### CONSIGNE:
Recopiez telles quelles les lignes des items, en partant de la ligne qui contient « - menu-option[interactable]: Shortage » et en allant jusqu'à celle qui contient « - unit-cost-field[interactable]: 23.99: [529, 248, 610, 276] », ces deux lignes comprises.

──────── DONNÉES FOURNIES ────────

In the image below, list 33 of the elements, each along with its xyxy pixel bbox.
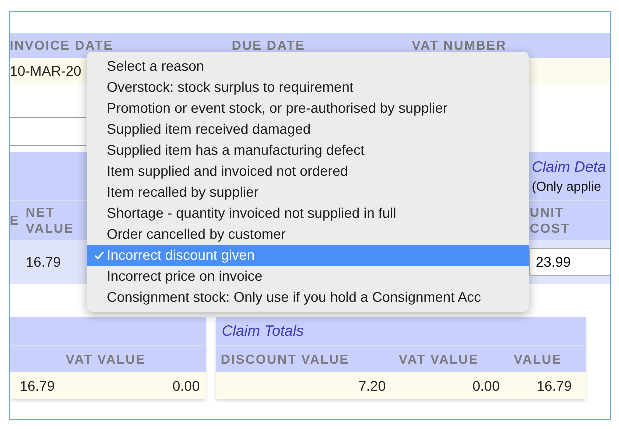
- menu-option[interactable]: Shortage - quantity invoiced not supplied in full: [87, 203, 529, 224]
- menu-option[interactable]: Supplied item has a manufacturing defect: [87, 140, 529, 161]
- column-label: VAT NUMBER: [412, 38, 508, 53]
- column-label: UNIT COST: [530, 204, 572, 236]
- table-cell-text: 16.79: [18, 378, 55, 394]
- table-cell-text: 7.20: [358, 378, 386, 394]
- section-title: Claim Totals: [222, 322, 304, 340]
- menu-option[interactable]: Promotion or event stock, or pre-authorised by supplier: [87, 98, 529, 119]
- column-label: VAT VALUE: [399, 352, 480, 366]
- menu-option[interactable]: Item recalled by supplier: [87, 182, 529, 203]
- menu-option[interactable]: Consignment stock: Only use if you hold a Consignment Acc: [87, 287, 529, 308]
- column-label: DISCOUNT VALUE: [221, 352, 351, 366]
- column-label: NET VALUE: [26, 204, 76, 236]
- unit-cost-field[interactable]: 23.99: [529, 248, 610, 276]
- checkmark-icon: [94, 250, 105, 261]
- invoice-date-value: 10-MAR-20: [10, 63, 82, 79]
- section-title: Claim Deta: [532, 158, 608, 176]
- menu-option[interactable]: Supplied item received damaged: [87, 119, 529, 140]
- menu-option[interactable]: Incorrect price on invoice: [87, 266, 529, 287]
- column-label: VAT VALUE: [66, 352, 146, 366]
- table-cell: 16.79: [26, 254, 62, 270]
- menu-option[interactable]: Order cancelled by customer: [87, 224, 529, 245]
- menu-option[interactable]: Overstock: stock surplus to requirement: [87, 77, 529, 98]
- table-cell-text: 0.00: [472, 378, 500, 394]
- menu-option[interactable]: Select a reason: [87, 56, 529, 77]
- table-cell-text: 16.79: [536, 378, 572, 394]
- column-label: INVOICE DATE: [10, 38, 114, 53]
- section-note: (Only applie: [532, 178, 602, 194]
- table-cell-text: 0.00: [172, 378, 200, 394]
- column-label: VALUE: [514, 352, 562, 366]
- column-label: DUE DATE: [232, 38, 306, 53]
- column-label: E: [10, 213, 21, 228]
- menu-option[interactable]: Item supplied and invoiced not ordered: [87, 161, 529, 182]
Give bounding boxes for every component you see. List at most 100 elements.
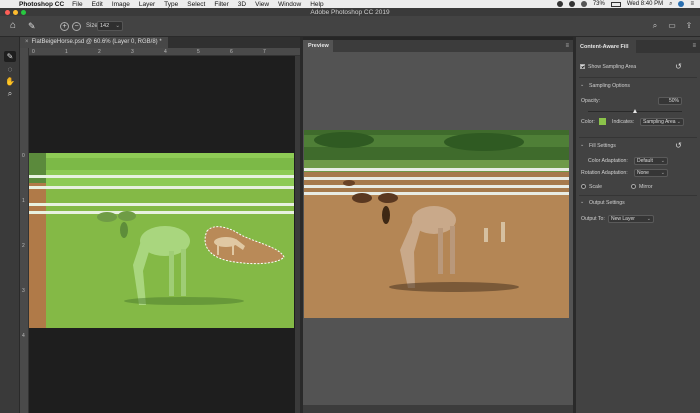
size-input[interactable]: 142 ⌄ [97,21,123,31]
opacity-value: 50% [668,98,679,104]
tools-panel: ✎ ◌ ✋ ⌕ [0,37,20,413]
status-tray: 73% Wed 8:40 PM ⌕ ≡ [556,0,694,8]
show-sampling-area-label: Show Sampling Area [588,64,637,70]
chevron-down-icon[interactable]: ⌄ [580,199,584,205]
size-value: 142 [100,23,110,29]
menu-help[interactable]: Help [310,1,323,8]
horizontal-ruler[interactable]: 0 1 2 3 4 5 6 7 [29,48,300,56]
battery-icon[interactable] [610,1,621,7]
chevron-down-icon: ⌄ [115,23,120,29]
vertical-ruler[interactable]: 0 1 2 3 4 [20,48,29,413]
menu-layer[interactable]: Layer [139,1,155,8]
chevron-down-icon: ⌄ [660,170,665,176]
tab-preview[interactable]: Preview [303,40,333,52]
panel-menu-icon[interactable]: ≡ [565,43,569,49]
scale-label: Scale [589,184,602,190]
fill-settings-header[interactable]: Fill Settings [589,143,616,149]
home-icon[interactable]: ⌂ [10,21,20,31]
minus-circle-icon[interactable]: − [72,22,81,31]
hand-tool-icon[interactable]: ✋ [4,76,16,87]
chevron-down-icon: ⌄ [660,158,665,164]
menu-select[interactable]: Select [187,1,205,8]
horse-photo-with-sampling-overlay[interactable] [29,56,295,413]
reset-icon[interactable]: ↺ [674,141,683,150]
preview-image[interactable] [304,130,569,318]
divider [579,137,697,138]
chevron-down-icon[interactable]: ⌄ [580,142,584,148]
window-titlebar: Adobe Photoshop CC 2019 [0,8,700,16]
ruler-tick: 4 [164,49,167,55]
indicates-value: Sampling Area [643,119,676,125]
search-icon[interactable]: ⌕ [669,1,672,8]
panel-menu-icon[interactable]: ≡ [692,43,696,49]
menu-edit[interactable]: Edit [92,1,103,8]
mirror-checkbox[interactable] [631,184,636,189]
color-label: Color: [581,119,595,125]
ruler-tick: 4 [22,333,25,339]
rotation-adaptation-value: None [637,170,649,176]
zoom-tool-icon[interactable]: ⌕ [4,88,16,99]
avatar[interactable] [678,1,685,7]
preview-panel: Preview ≡ [303,40,573,413]
ruler-tick: 1 [65,49,68,55]
mac-menubar: Photoshop CC File Edit Image Layer Type … [0,0,700,8]
tray-app-icon[interactable] [568,1,575,7]
tray-app-icon[interactable] [556,1,563,7]
menu-3d[interactable]: 3D [238,1,246,8]
battery-percent: 73% [592,1,605,7]
workspace-icon[interactable]: ▭ [667,21,677,31]
menu-file[interactable]: File [72,1,82,8]
lasso-tool-icon[interactable]: ◌ [4,64,16,75]
brush-icon[interactable]: ✎ [28,21,38,31]
reset-icon[interactable]: ↺ [674,62,683,71]
opacity-slider-thumb[interactable] [632,109,637,113]
preview-tabbar: Preview ≡ [303,40,573,52]
close-icon[interactable]: × [25,39,29,45]
panel-tabbar: Content-Aware Fill ≡ [576,40,700,53]
scale-checkbox[interactable] [581,184,586,189]
color-adaptation-label: Color Adaptation: [588,158,628,164]
menu-view[interactable]: View [255,1,269,8]
menu-type[interactable]: Type [164,1,178,8]
indicates-select[interactable]: Sampling Area ⌄ [640,118,684,126]
opacity-input[interactable]: 50% [658,97,682,105]
document-tabbar: × FlatBeigeHorse.psd @ 60.6% (Layer 0, RG… [20,37,300,48]
ruler-tick: 1 [22,198,25,204]
ruler-tick: 2 [98,49,101,55]
wifi-icon[interactable] [580,1,587,7]
preview-statusbar [303,405,573,413]
show-sampling-area-checkbox[interactable] [580,64,585,69]
rotation-adaptation-label: Rotation Adaptation: [581,170,628,176]
ruler-tick: 0 [22,153,25,159]
menu-image[interactable]: Image [112,1,130,8]
sampling-options-header[interactable]: Sampling Options [589,83,630,89]
ruler-tick: 0 [32,49,35,55]
menu-filter[interactable]: Filter [214,1,228,8]
apple-icon[interactable] [6,1,14,7]
output-to-select[interactable]: New Layer ⌄ [608,215,654,223]
search-icon[interactable]: ⌕ [650,21,660,31]
ruler-tick: 2 [22,243,25,249]
tab-content-aware-fill[interactable]: Content-Aware Fill [576,40,636,53]
clock[interactable]: Wed 8:40 PM [627,1,663,7]
plus-circle-icon[interactable]: + [60,22,69,31]
indicates-label: Indicates: [612,119,635,125]
mirror-label: Mirror [639,184,653,190]
overlay-color-swatch[interactable] [599,118,606,125]
chevron-down-icon[interactable]: ⌄ [580,82,584,88]
brush-tool-icon[interactable]: ✎ [4,51,16,62]
ruler-tick: 7 [263,49,266,55]
rotation-adaptation-select[interactable]: None ⌄ [634,169,668,177]
divider [579,195,697,196]
document-tab[interactable]: × FlatBeigeHorse.psd @ 60.6% (Layer 0, RG… [20,37,168,48]
document-canvas[interactable] [29,56,295,413]
menu-list-icon[interactable]: ≡ [690,1,694,7]
share-icon[interactable]: ⇪ [684,21,694,31]
menu-app-name[interactable]: Photoshop CC [19,1,64,8]
output-settings-header[interactable]: Output Settings [589,200,625,206]
chevron-down-icon: ⌄ [646,216,651,222]
color-adaptation-select[interactable]: Default ⌄ [634,157,668,165]
opacity-label: Opacity: [581,98,601,104]
menu-window[interactable]: Window [278,1,301,8]
window-title: Adobe Photoshop CC 2019 [310,8,390,16]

────────

### CORRIGÉ:
- menu-option[interactable]: Shortage - quantity invoiced not supplied in full: [87, 203, 529, 224]
- menu-option[interactable]: Supplied item has a manufacturing defect: [87, 140, 529, 161]
- column-label: VAT NUMBER: [412, 38, 508, 53]
- column-label: UNIT COST: [530, 204, 572, 236]
- table-cell-text: 16.79: [18, 378, 55, 394]
- table-cell-text: 7.20: [358, 378, 386, 394]
- section-title: Claim Totals: [222, 322, 304, 340]
- menu-option[interactable]: Promotion or event stock, or pre-authorised by supplier: [87, 98, 529, 119]
- column-label: VAT VALUE: [399, 352, 480, 366]
- menu-option[interactable]: Item recalled by supplier: [87, 182, 529, 203]
- menu-option[interactable]: Consignment stock: Only use if you hold a Consignment Acc: [87, 287, 529, 308]
- column-label: DISCOUNT VALUE: [221, 352, 351, 366]
- column-label: NET VALUE: [26, 204, 76, 236]
- unit-cost-field[interactable]: 23.99: [529, 248, 610, 276]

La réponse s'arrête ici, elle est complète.